Below is a listing; write it out exactly and drop any images from it.
## Start Input material
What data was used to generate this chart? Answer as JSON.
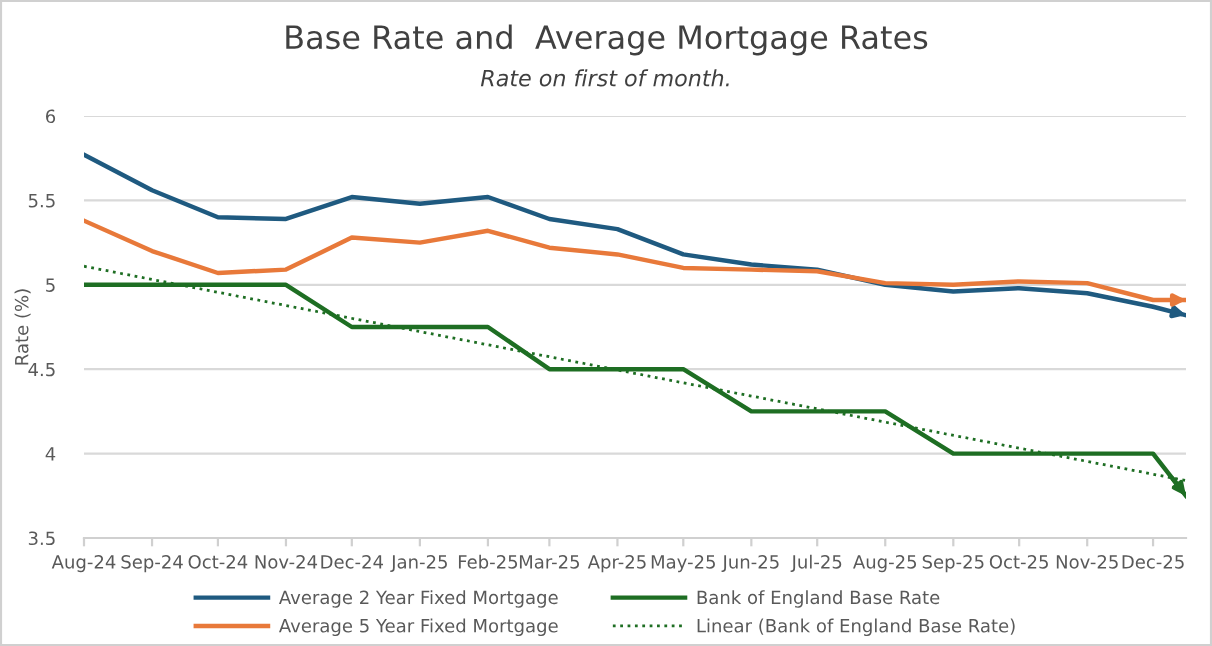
{
  "chart_data": {
    "type": "line",
    "title": "Base Rate and  Average Mortgage Rates",
    "subtitle": "Rate on first of month.",
    "ylabel": "Rate (%)",
    "x": [
      "2024-08-01",
      "2024-09-01",
      "2024-10-01",
      "2024-11-01",
      "2024-12-01",
      "2025-01-01",
      "2025-02-01",
      "2025-03-01",
      "2025-04-01",
      "2025-05-01",
      "2025-06-01",
      "2025-07-01",
      "2025-08-01",
      "2025-09-01",
      "2025-10-01",
      "2025-11-01",
      "2025-12-01",
      "2025-12-16"
    ],
    "series": [
      {
        "name": "Average 2 Year Fixed Mortgage",
        "color": "#1f5a80",
        "values": [
          5.77,
          5.56,
          5.4,
          5.39,
          5.52,
          5.48,
          5.52,
          5.39,
          5.33,
          5.18,
          5.12,
          5.09,
          5.0,
          4.96,
          4.98,
          4.95,
          4.87,
          4.82
        ]
      },
      {
        "name": "Average 5 Year Fixed Mortgage",
        "color": "#e8793a",
        "values": [
          5.38,
          5.2,
          5.07,
          5.09,
          5.28,
          5.25,
          5.32,
          5.22,
          5.18,
          5.1,
          5.09,
          5.08,
          5.01,
          5.0,
          5.02,
          5.01,
          4.91,
          4.91
        ]
      },
      {
        "name": "Bank of England Base Rate",
        "color": "#1e6e23",
        "values": [
          5.0,
          5.0,
          5.0,
          5.0,
          4.75,
          4.75,
          4.75,
          4.5,
          4.5,
          4.5,
          4.25,
          4.25,
          4.25,
          4.0,
          4.0,
          4.0,
          4.0,
          3.75
        ]
      },
      {
        "name": "Linear (Bank of England Base Rate)",
        "color": "#1e6e23",
        "line_style": "dotted",
        "x": [
          "2024-08-01",
          "2025-12-16"
        ],
        "values": [
          5.11,
          3.84
        ]
      }
    ],
    "xlim": [
      "2024-08-01",
      "2025-12-16"
    ],
    "xticks": [
      {
        "value": "2024-08-01",
        "label": "Aug-24"
      },
      {
        "value": "2024-09-01",
        "label": "Sep-24"
      },
      {
        "value": "2024-10-01",
        "label": "Oct-24"
      },
      {
        "value": "2024-11-01",
        "label": "Nov-24"
      },
      {
        "value": "2024-12-01",
        "label": "Dec-24"
      },
      {
        "value": "2025-01-01",
        "label": "Jan-25"
      },
      {
        "value": "2025-02-01",
        "label": "Feb-25"
      },
      {
        "value": "2025-03-01",
        "label": "Mar-25"
      },
      {
        "value": "2025-04-01",
        "label": "Apr-25"
      },
      {
        "value": "2025-05-01",
        "label": "May-25"
      },
      {
        "value": "2025-06-01",
        "label": "Jun-25"
      },
      {
        "value": "2025-07-01",
        "label": "Jul-25"
      },
      {
        "value": "2025-08-01",
        "label": "Aug-25"
      },
      {
        "value": "2025-09-01",
        "label": "Sep-25"
      },
      {
        "value": "2025-10-01",
        "label": "Oct-25"
      },
      {
        "value": "2025-11-01",
        "label": "Nov-25"
      },
      {
        "value": "2025-12-01",
        "label": "Dec-25"
      }
    ],
    "ylim": [
      3.5,
      6
    ],
    "yticks": [
      3.5,
      4,
      4.5,
      5,
      5.5,
      6
    ],
    "grid": "y",
    "legend": "bottom",
    "marker": "none",
    "line_style": "solid"
  }
}
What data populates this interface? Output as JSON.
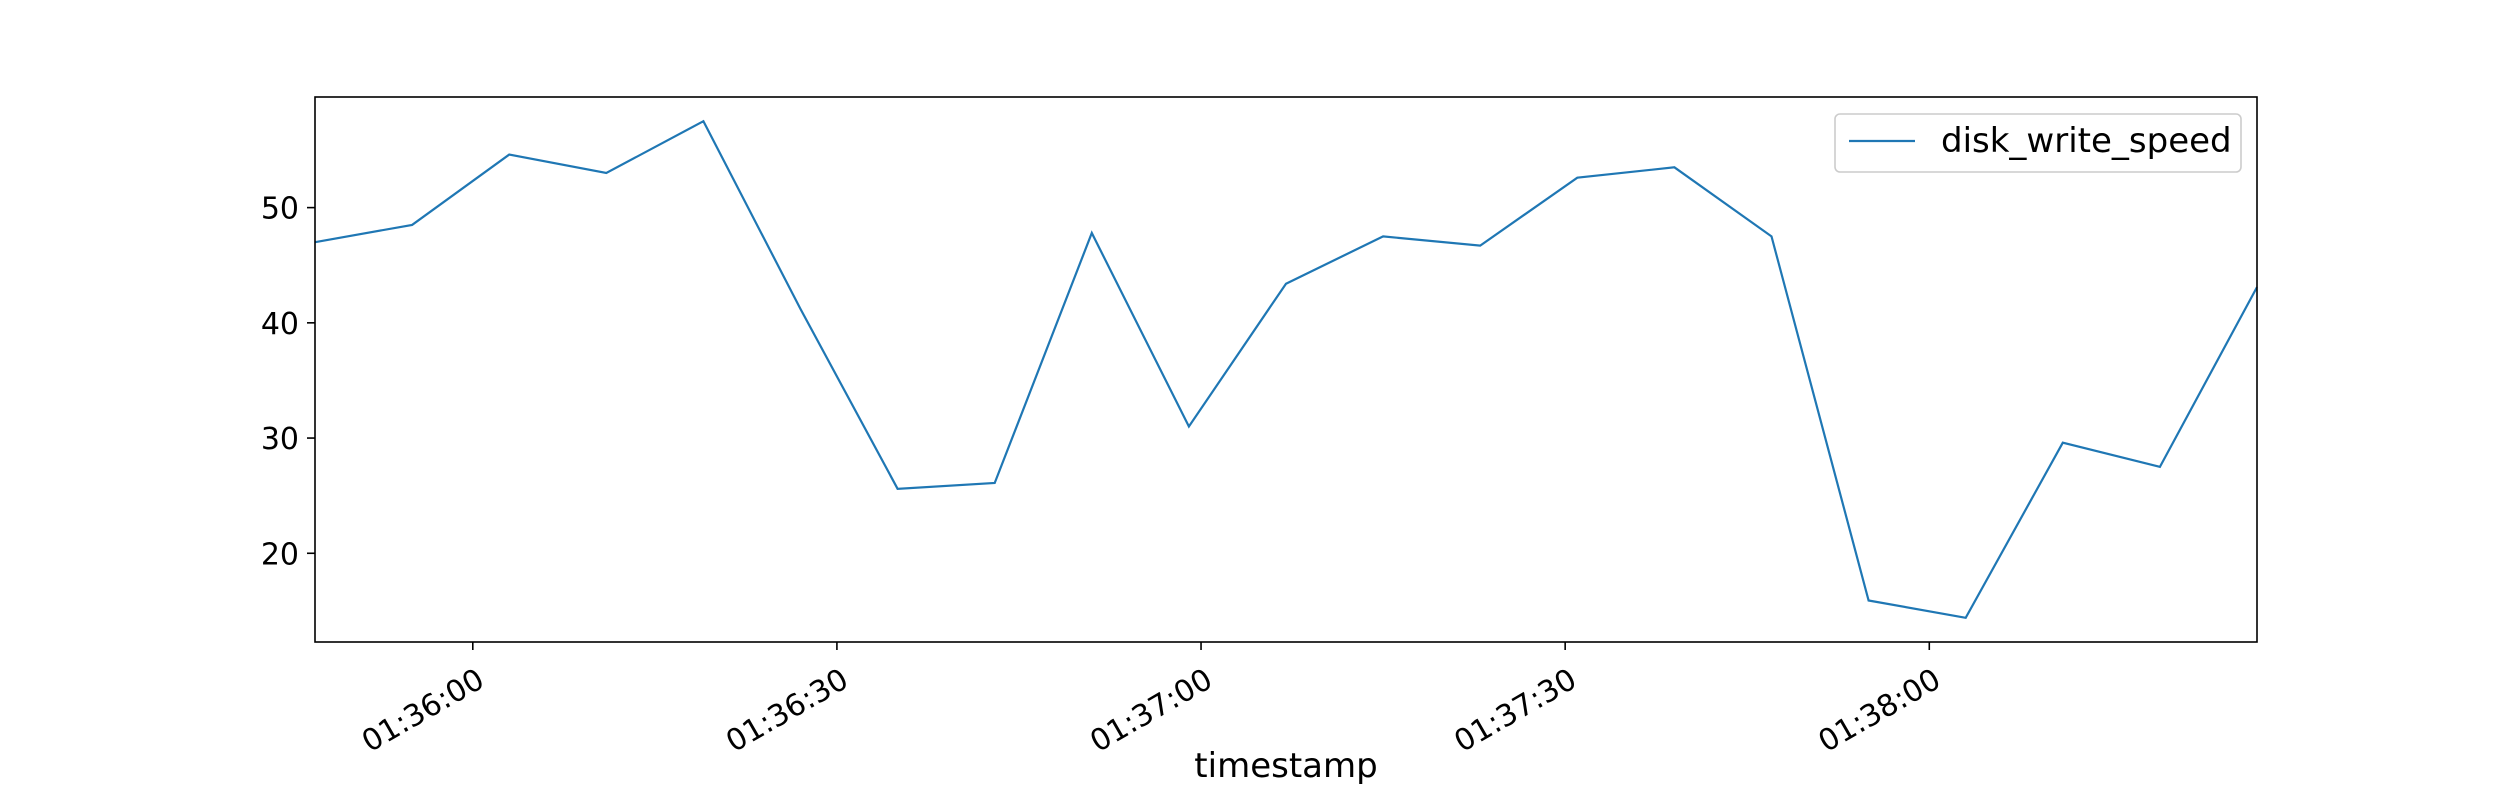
{
  "chart_data": {
    "type": "line",
    "title": "",
    "xlabel": "timestamp",
    "ylabel": "",
    "x": [
      "01:35:47",
      "01:35:55",
      "01:36:03",
      "01:36:11",
      "01:36:19",
      "01:36:27",
      "01:36:35",
      "01:36:43",
      "01:36:51",
      "01:36:59",
      "01:37:07",
      "01:37:15",
      "01:37:23",
      "01:37:31",
      "01:37:39",
      "01:37:47",
      "01:37:55",
      "01:38:03",
      "01:38:11",
      "01:38:19",
      "01:38:27"
    ],
    "x_ticks": [
      "01:36:00",
      "01:36:30",
      "01:37:00",
      "01:37:30",
      "01:38:00"
    ],
    "xlim": [
      "01:35:47",
      "01:38:27"
    ],
    "series": [
      {
        "name": "disk_write_speed",
        "color": "#1f77b4",
        "values": [
          47.0,
          48.5,
          54.6,
          53.0,
          57.5,
          41.2,
          25.6,
          26.1,
          47.8,
          31.0,
          43.4,
          47.5,
          46.7,
          52.6,
          53.5,
          47.5,
          15.9,
          14.4,
          29.6,
          27.5,
          43.1
        ]
      }
    ],
    "y_ticks": [
      20,
      30,
      40,
      50
    ],
    "ylim": [
      12.3,
      59.6
    ],
    "grid": false,
    "legend_position": "top-right"
  }
}
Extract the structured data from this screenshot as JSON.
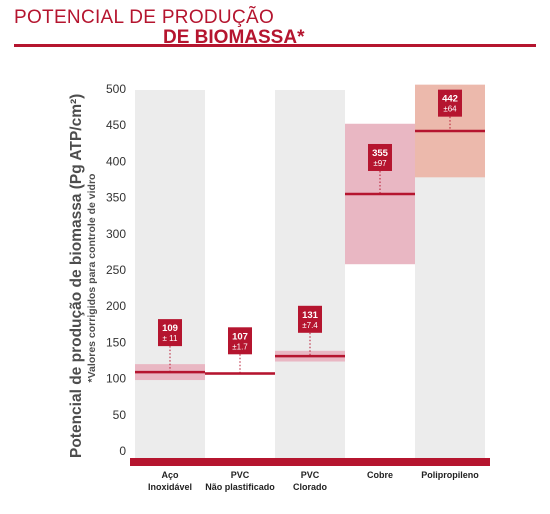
{
  "header": {
    "title_line1": "POTENCIAL DE PRODUÇÃO",
    "title_line2": "DE BIOMASSA*"
  },
  "colors": {
    "accent": "#b5152f",
    "stripe": "#ececec",
    "band_light": "#e9b7c3",
    "band_orange": "#ecb9ac"
  },
  "chart_data": {
    "type": "bar",
    "ylabel": "Potencial de produção de biomassa (Pg ATP/cm²)",
    "ynote": "*Valores corrigidos para controle de vidro",
    "ylim": [
      0,
      500
    ],
    "yticks": [
      0,
      50,
      100,
      150,
      200,
      250,
      300,
      350,
      400,
      450,
      500
    ],
    "grid": false,
    "categories": [
      [
        "Aço",
        "Inoxidável"
      ],
      [
        "PVC",
        "Não plastificado"
      ],
      [
        "PVC",
        "Clorado"
      ],
      [
        "Cobre"
      ],
      [
        "Polipropileno"
      ]
    ],
    "series": [
      {
        "values": [
          109,
          107,
          131,
          355,
          442
        ],
        "errors": [
          11,
          1.7,
          7.4,
          97,
          64
        ],
        "value_labels": [
          "109",
          "107",
          "131",
          "355",
          "442"
        ],
        "error_labels": [
          "± 11",
          "±1.7",
          "±7.4",
          "±97",
          "±64"
        ]
      }
    ]
  }
}
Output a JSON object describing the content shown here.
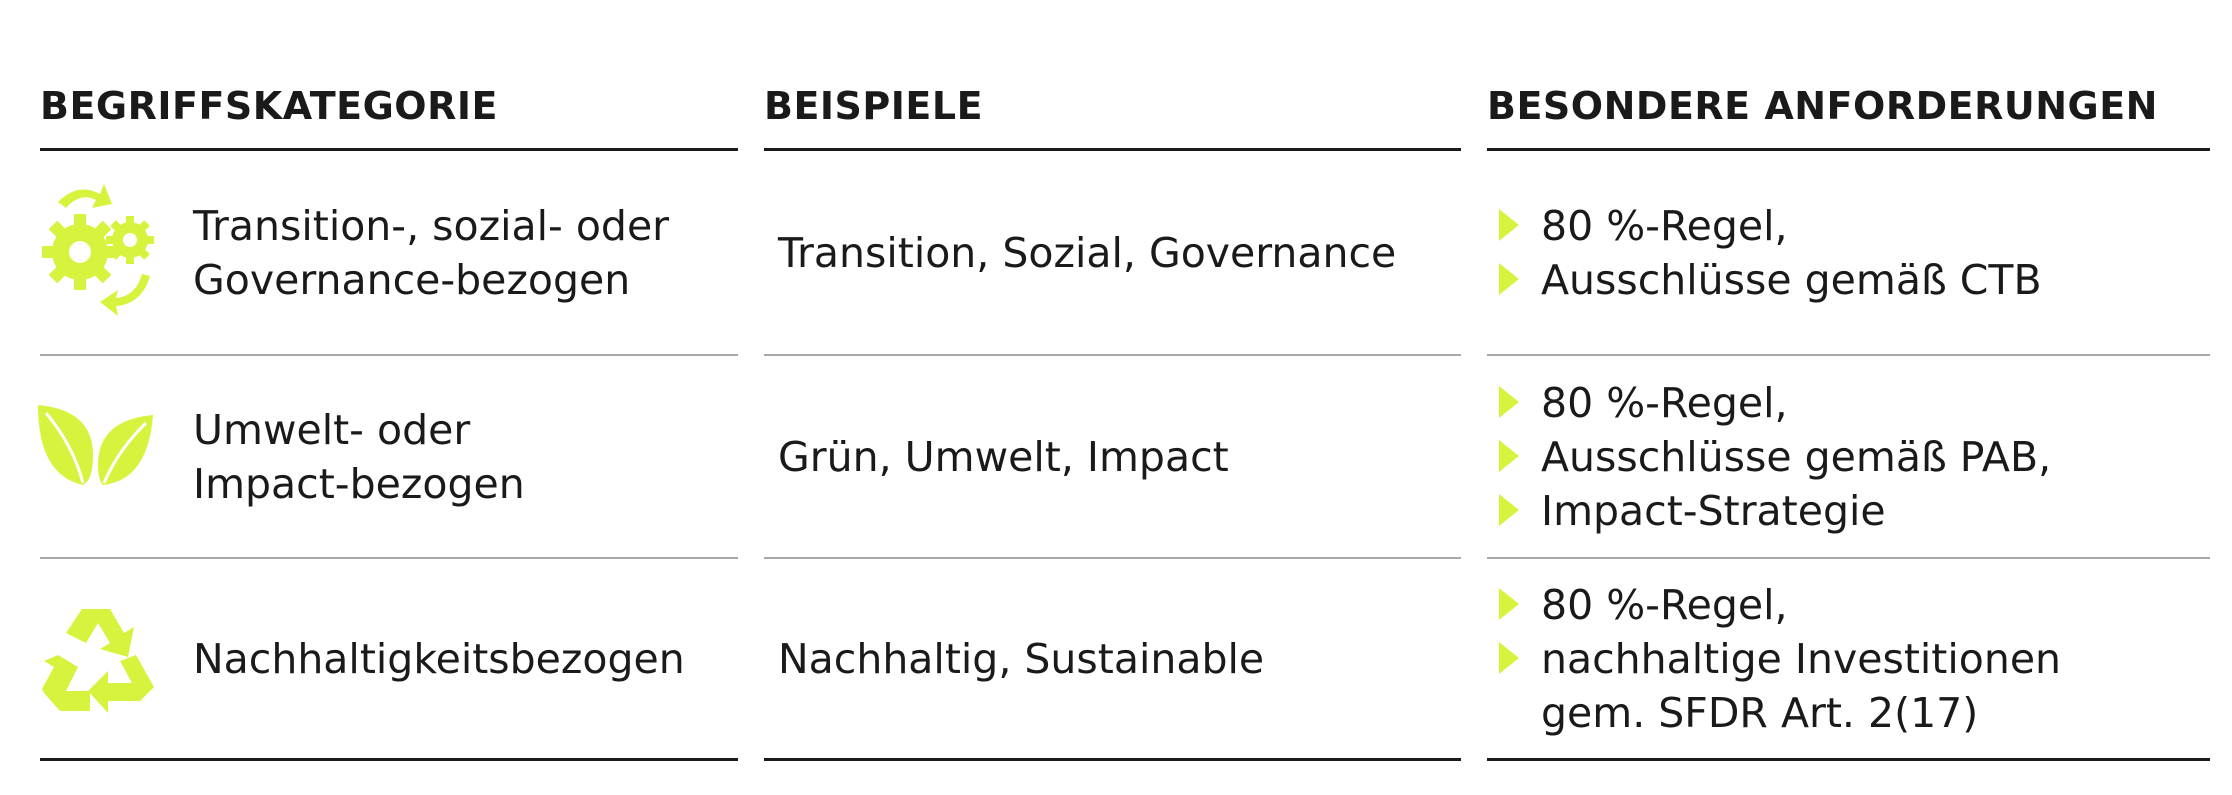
{
  "table": {
    "headers": [
      "BEGRIFFSKATEGORIE",
      "BEISPIELE",
      "BESONDERE ANFORDERUNGEN"
    ],
    "rows": [
      {
        "category": [
          "Transition-, sozial- oder",
          "Governance-bezogen"
        ],
        "examples": "Transition, Sozial, Governance",
        "requirements": [
          [
            "80 %-Regel,"
          ],
          [
            "Ausschlüsse gemäß CTB"
          ]
        ]
      },
      {
        "category": [
          "Umwelt- oder",
          "Impact-bezogen"
        ],
        "examples": "Grün, Umwelt, Impact",
        "requirements": [
          [
            "80 %-Regel,"
          ],
          [
            "Ausschlüsse gemäß PAB,"
          ],
          [
            "Impact-Strategie"
          ]
        ]
      },
      {
        "category": [
          "Nachhaltigkeitsbezogen"
        ],
        "examples": "Nachhaltig, Sustainable",
        "requirements": [
          [
            "80 %-Regel,"
          ],
          [
            "nachhaltige Investitionen",
            "gem. SFDR Art. 2(17)"
          ]
        ]
      }
    ]
  }
}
## End Input material
§ Reply to the task
What data was used to generate this chart? Answer as JSON.
{
  "chart_data": {
    "type": "line",
    "title": "Base Rate and  Average Mortgage Rates",
    "subtitle": "Rate on first of month.",
    "ylabel": "Rate (%)",
    "x": [
      "2024-08-01",
      "2024-09-01",
      "2024-10-01",
      "2024-11-01",
      "2024-12-01",
      "2025-01-01",
      "2025-02-01",
      "2025-03-01",
      "2025-04-01",
      "2025-05-01",
      "2025-06-01",
      "2025-07-01",
      "2025-08-01",
      "2025-09-01",
      "2025-10-01",
      "2025-11-01",
      "2025-12-01",
      "2025-12-16"
    ],
    "series": [
      {
        "name": "Average 2 Year Fixed Mortgage",
        "color": "#1f5a80",
        "values": [
          5.77,
          5.56,
          5.4,
          5.39,
          5.52,
          5.48,
          5.52,
          5.39,
          5.33,
          5.18,
          5.12,
          5.09,
          5.0,
          4.96,
          4.98,
          4.95,
          4.87,
          4.82
        ]
      },
      {
        "name": "Average 5 Year Fixed Mortgage",
        "color": "#e8793a",
        "values": [
          5.38,
          5.2,
          5.07,
          5.09,
          5.28,
          5.25,
          5.32,
          5.22,
          5.18,
          5.1,
          5.09,
          5.08,
          5.01,
          5.0,
          5.02,
          5.01,
          4.91,
          4.91
        ]
      },
      {
        "name": "Bank of England Base Rate",
        "color": "#1e6e23",
        "values": [
          5.0,
          5.0,
          5.0,
          5.0,
          4.75,
          4.75,
          4.75,
          4.5,
          4.5,
          4.5,
          4.25,
          4.25,
          4.25,
          4.0,
          4.0,
          4.0,
          4.0,
          3.75
        ]
      },
      {
        "name": "Linear (Bank of England Base Rate)",
        "color": "#1e6e23",
        "line_style": "dotted",
        "x": [
          "2024-08-01",
          "2025-12-16"
        ],
        "values": [
          5.11,
          3.84
        ]
      }
    ],
    "xlim": [
      "2024-08-01",
      "2025-12-16"
    ],
    "xticks": [
      {
        "value": "2024-08-01",
        "label": "Aug-24"
      },
      {
        "value": "2024-09-01",
        "label": "Sep-24"
      },
      {
        "value": "2024-10-01",
        "label": "Oct-24"
      },
      {
        "value": "2024-11-01",
        "label": "Nov-24"
      },
      {
        "value": "2024-12-01",
        "label": "Dec-24"
      },
      {
        "value": "2025-01-01",
        "label": "Jan-25"
      },
      {
        "value": "2025-02-01",
        "label": "Feb-25"
      },
      {
        "value": "2025-03-01",
        "label": "Mar-25"
      },
      {
        "value": "2025-04-01",
        "label": "Apr-25"
      },
      {
        "value": "2025-05-01",
        "label": "May-25"
      },
      {
        "value": "2025-06-01",
        "label": "Jun-25"
      },
      {
        "value": "2025-07-01",
        "label": "Jul-25"
      },
      {
        "value": "2025-08-01",
        "label": "Aug-25"
      },
      {
        "value": "2025-09-01",
        "label": "Sep-25"
      },
      {
        "value": "2025-10-01",
        "label": "Oct-25"
      },
      {
        "value": "2025-11-01",
        "label": "Nov-25"
      },
      {
        "value": "2025-12-01",
        "label": "Dec-25"
      }
    ],
    "ylim": [
      3.5,
      6
    ],
    "yticks": [
      3.5,
      4,
      4.5,
      5,
      5.5,
      6
    ],
    "grid": "y",
    "legend": "bottom",
    "marker": "none",
    "line_style": "solid"
  }
}
What data populates this interface? Output as JSON.
{
  "chart_data": {
    "type": "line",
    "title": "",
    "xlabel": "timestamp",
    "ylabel": "",
    "x": [
      "01:35:47",
      "01:35:55",
      "01:36:03",
      "01:36:11",
      "01:36:19",
      "01:36:27",
      "01:36:35",
      "01:36:43",
      "01:36:51",
      "01:36:59",
      "01:37:07",
      "01:37:15",
      "01:37:23",
      "01:37:31",
      "01:37:39",
      "01:37:47",
      "01:37:55",
      "01:38:03",
      "01:38:11",
      "01:38:19",
      "01:38:27"
    ],
    "x_ticks": [
      "01:36:00",
      "01:36:30",
      "01:37:00",
      "01:37:30",
      "01:38:00"
    ],
    "xlim": [
      "01:35:47",
      "01:38:27"
    ],
    "series": [
      {
        "name": "disk_write_speed",
        "color": "#1f77b4",
        "values": [
          47.0,
          48.5,
          54.6,
          53.0,
          57.5,
          41.2,
          25.6,
          26.1,
          47.8,
          31.0,
          43.4,
          47.5,
          46.7,
          52.6,
          53.5,
          47.5,
          15.9,
          14.4,
          29.6,
          27.5,
          43.1
        ]
      }
    ],
    "y_ticks": [
      20,
      30,
      40,
      50
    ],
    "ylim": [
      12.3,
      59.6
    ],
    "grid": false,
    "legend_position": "top-right"
  }
}
Extract the structured data from this screenshot as JSON.
{
  "header": {
    "title_line1": "POTENCIAL DE PRODUÇÃO",
    "title_line2": "DE BIOMASSA*"
  },
  "colors": {
    "accent": "#b5152f",
    "stripe": "#ececec",
    "band_light": "#e9b7c3",
    "band_orange": "#ecb9ac"
  },
  "chart_data": {
    "type": "bar",
    "ylabel": "Potencial de produção de biomassa (Pg ATP/cm²)",
    "ynote": "*Valores corrigidos para controle de vidro",
    "ylim": [
      0,
      500
    ],
    "yticks": [
      0,
      50,
      100,
      150,
      200,
      250,
      300,
      350,
      400,
      450,
      500
    ],
    "grid": false,
    "categories": [
      [
        "Aço",
        "Inoxidável"
      ],
      [
        "PVC",
        "Não plastificado"
      ],
      [
        "PVC",
        "Clorado"
      ],
      [
        "Cobre"
      ],
      [
        "Polipropileno"
      ]
    ],
    "series": [
      {
        "values": [
          109,
          107,
          131,
          355,
          442
        ],
        "errors": [
          11,
          1.7,
          7.4,
          97,
          64
        ],
        "value_labels": [
          "109",
          "107",
          "131",
          "355",
          "442"
        ],
        "error_labels": [
          "± 11",
          "±1.7",
          "±7.4",
          "±97",
          "±64"
        ]
      }
    ]
  }
}
Output a JSON object describing the content shown here.
{
  "table": {
    "headers": [
      "BEGRIFFSKATEGORIE",
      "BEISPIELE",
      "BESONDERE ANFORDERUNGEN"
    ],
    "rows": [
      {
        "category": [
          "Transition-, sozial- oder",
          "Governance-bezogen"
        ],
        "examples": "Transition, Sozial, Governance",
        "requirements": [
          [
            "80 %-Regel,"
          ],
          [
            "Ausschlüsse gemäß CTB"
          ]
        ]
      },
      {
        "category": [
          "Umwelt- oder",
          "Impact-bezogen"
        ],
        "examples": "Grün, Umwelt, Impact",
        "requirements": [
          [
            "80 %-Regel,"
          ],
          [
            "Ausschlüsse gemäß PAB,"
          ],
          [
            "Impact-Strategie"
          ]
        ]
      },
      {
        "category": [
          "Nachhaltigkeitsbezogen"
        ],
        "examples": "Nachhaltig, Sustainable",
        "requirements": [
          [
            "80 %-Regel,"
          ],
          [
            "nachhaltige Investitionen",
            "gem. SFDR Art. 2(17)"
          ]
        ]
      }
    ]
  }
}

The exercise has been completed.